▶ [Written request] Find the string "Sigmoid" in the records. Copy every line it appears in.

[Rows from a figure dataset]
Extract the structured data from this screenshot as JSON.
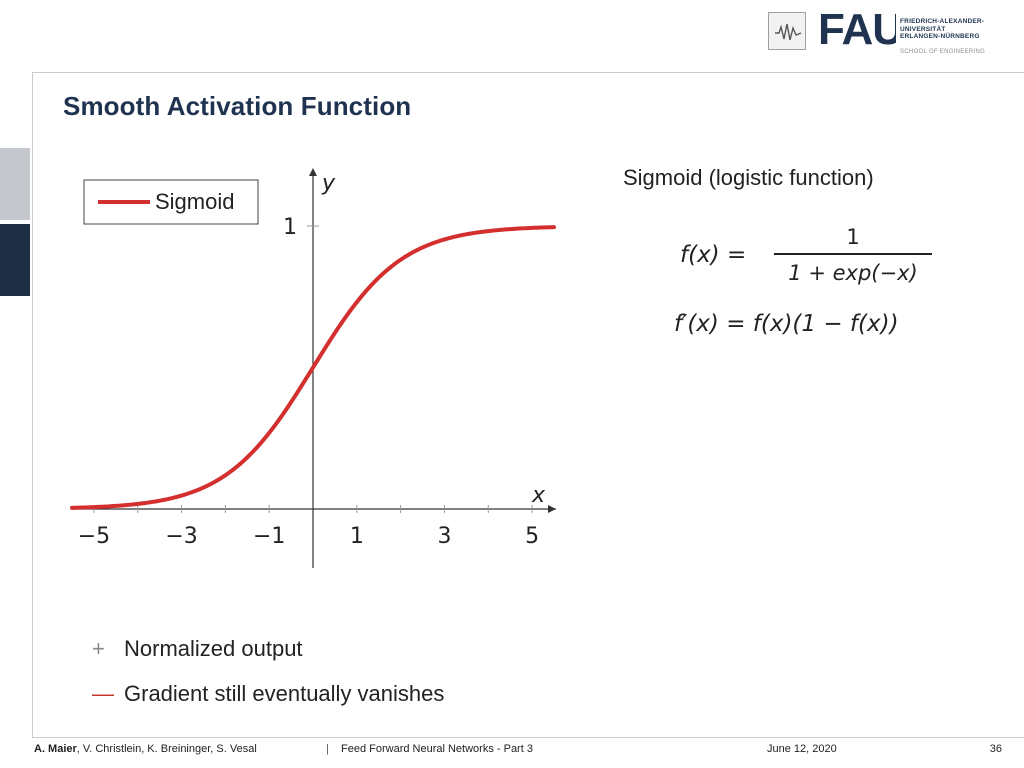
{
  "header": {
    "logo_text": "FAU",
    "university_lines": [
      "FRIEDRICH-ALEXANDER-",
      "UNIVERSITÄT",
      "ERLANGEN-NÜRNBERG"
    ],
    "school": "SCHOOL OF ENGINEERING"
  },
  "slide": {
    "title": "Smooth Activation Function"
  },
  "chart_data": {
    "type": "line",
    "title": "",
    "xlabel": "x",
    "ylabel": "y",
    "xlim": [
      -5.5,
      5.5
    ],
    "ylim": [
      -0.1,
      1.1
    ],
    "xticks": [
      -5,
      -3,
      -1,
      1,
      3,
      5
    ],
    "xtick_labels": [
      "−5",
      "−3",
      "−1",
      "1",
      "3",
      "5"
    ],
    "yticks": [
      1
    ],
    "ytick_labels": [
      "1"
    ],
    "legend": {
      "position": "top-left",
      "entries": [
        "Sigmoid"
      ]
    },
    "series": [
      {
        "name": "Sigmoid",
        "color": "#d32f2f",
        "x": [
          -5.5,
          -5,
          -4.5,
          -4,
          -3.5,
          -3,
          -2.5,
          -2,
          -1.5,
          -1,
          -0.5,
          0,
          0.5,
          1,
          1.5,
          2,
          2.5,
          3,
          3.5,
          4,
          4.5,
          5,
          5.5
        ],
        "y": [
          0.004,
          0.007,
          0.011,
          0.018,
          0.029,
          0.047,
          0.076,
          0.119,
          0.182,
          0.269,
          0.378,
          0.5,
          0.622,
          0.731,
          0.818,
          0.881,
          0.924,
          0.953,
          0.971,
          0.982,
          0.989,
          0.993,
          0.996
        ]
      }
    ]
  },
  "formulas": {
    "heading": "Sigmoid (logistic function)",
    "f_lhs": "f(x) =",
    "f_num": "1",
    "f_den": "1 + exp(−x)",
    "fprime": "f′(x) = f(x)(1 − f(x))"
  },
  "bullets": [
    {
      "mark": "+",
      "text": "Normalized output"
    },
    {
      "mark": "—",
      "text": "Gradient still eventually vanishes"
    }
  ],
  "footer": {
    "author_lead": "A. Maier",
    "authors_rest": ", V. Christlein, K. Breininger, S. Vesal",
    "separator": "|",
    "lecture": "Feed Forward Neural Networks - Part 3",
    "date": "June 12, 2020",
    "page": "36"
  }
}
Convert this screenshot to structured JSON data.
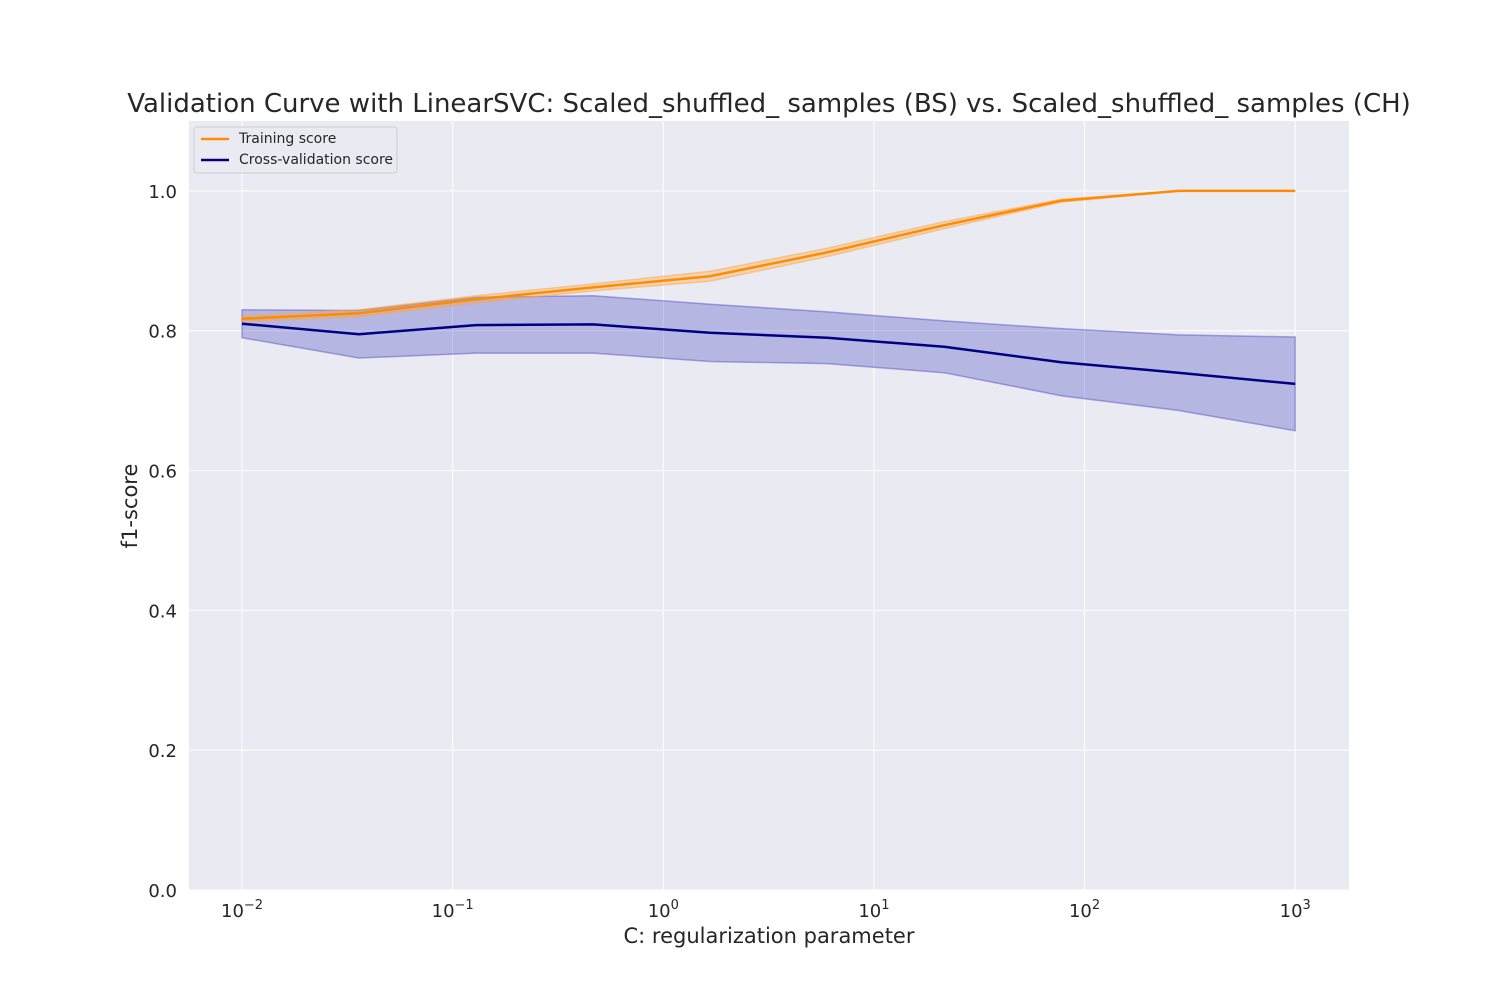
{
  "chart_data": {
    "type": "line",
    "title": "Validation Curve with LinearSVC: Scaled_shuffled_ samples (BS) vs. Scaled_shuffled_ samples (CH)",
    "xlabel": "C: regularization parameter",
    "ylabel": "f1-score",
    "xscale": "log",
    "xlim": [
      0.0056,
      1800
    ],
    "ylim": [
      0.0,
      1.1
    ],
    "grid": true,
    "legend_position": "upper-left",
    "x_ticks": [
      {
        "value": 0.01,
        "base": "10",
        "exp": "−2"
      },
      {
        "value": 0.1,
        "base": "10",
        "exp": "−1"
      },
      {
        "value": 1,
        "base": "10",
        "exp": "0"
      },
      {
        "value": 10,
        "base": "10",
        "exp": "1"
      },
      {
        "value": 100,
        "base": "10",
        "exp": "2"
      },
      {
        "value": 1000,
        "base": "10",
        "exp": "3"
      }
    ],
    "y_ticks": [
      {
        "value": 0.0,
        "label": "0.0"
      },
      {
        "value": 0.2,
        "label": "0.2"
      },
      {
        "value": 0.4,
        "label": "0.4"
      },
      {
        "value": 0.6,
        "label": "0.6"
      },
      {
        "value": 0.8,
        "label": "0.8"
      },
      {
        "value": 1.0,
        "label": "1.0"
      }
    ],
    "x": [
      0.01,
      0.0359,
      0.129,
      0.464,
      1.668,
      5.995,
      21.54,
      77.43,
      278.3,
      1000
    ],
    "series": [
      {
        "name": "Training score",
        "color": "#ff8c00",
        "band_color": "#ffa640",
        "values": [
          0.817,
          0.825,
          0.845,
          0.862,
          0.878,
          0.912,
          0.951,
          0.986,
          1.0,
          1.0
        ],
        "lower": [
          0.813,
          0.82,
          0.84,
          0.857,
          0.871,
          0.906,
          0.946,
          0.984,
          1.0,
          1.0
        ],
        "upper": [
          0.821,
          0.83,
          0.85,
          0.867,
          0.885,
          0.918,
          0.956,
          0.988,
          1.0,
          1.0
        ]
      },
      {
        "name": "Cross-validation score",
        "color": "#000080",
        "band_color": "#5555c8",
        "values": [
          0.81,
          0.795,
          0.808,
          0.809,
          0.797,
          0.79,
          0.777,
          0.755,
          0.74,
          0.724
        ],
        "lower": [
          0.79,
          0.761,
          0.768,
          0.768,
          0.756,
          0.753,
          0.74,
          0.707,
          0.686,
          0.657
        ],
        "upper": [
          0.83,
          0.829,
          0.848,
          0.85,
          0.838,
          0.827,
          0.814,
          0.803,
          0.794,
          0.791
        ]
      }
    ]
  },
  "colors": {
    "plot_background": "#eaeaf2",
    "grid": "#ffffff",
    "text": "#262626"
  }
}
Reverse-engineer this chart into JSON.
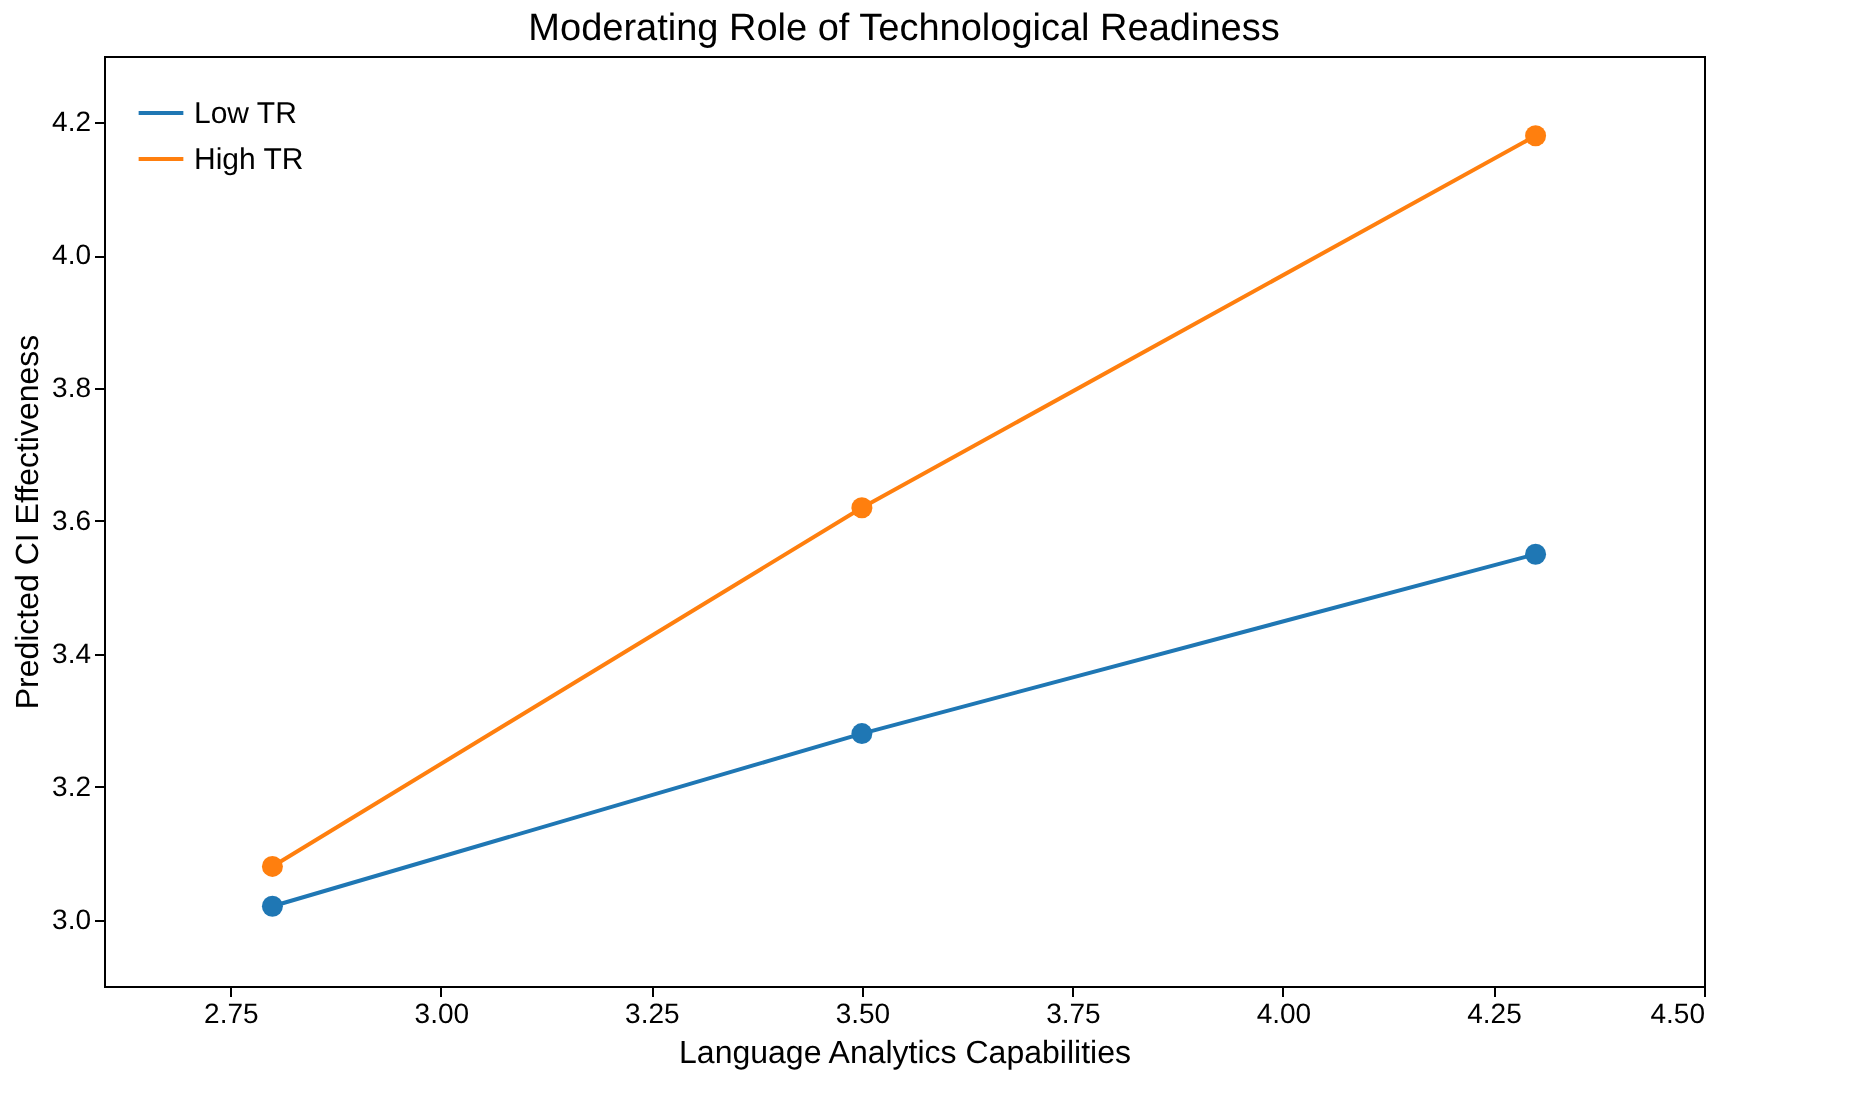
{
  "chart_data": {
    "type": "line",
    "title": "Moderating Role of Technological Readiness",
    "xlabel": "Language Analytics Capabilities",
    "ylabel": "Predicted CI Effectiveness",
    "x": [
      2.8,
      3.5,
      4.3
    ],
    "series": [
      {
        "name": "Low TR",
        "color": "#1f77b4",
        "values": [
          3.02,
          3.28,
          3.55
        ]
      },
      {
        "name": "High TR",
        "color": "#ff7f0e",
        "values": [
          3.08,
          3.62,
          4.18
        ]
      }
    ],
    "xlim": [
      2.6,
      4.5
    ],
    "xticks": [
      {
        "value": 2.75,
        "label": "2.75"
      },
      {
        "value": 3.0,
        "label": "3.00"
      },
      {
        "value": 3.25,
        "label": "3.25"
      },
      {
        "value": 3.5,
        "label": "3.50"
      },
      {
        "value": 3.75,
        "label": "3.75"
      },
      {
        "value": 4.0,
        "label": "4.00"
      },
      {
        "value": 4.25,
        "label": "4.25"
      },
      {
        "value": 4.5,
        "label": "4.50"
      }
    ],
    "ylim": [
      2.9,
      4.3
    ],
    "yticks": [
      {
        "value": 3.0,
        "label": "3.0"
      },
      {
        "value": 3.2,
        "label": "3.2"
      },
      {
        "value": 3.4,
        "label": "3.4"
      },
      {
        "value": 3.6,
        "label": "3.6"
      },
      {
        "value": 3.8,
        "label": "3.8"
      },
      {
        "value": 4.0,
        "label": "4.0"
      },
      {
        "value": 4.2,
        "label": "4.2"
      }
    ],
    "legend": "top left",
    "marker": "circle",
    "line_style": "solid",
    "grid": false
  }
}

▶ [Solution to this task]
        "Sigmoid"
        "name": "Sigmoid",
    "heading": "Sigmoid (logistic function)",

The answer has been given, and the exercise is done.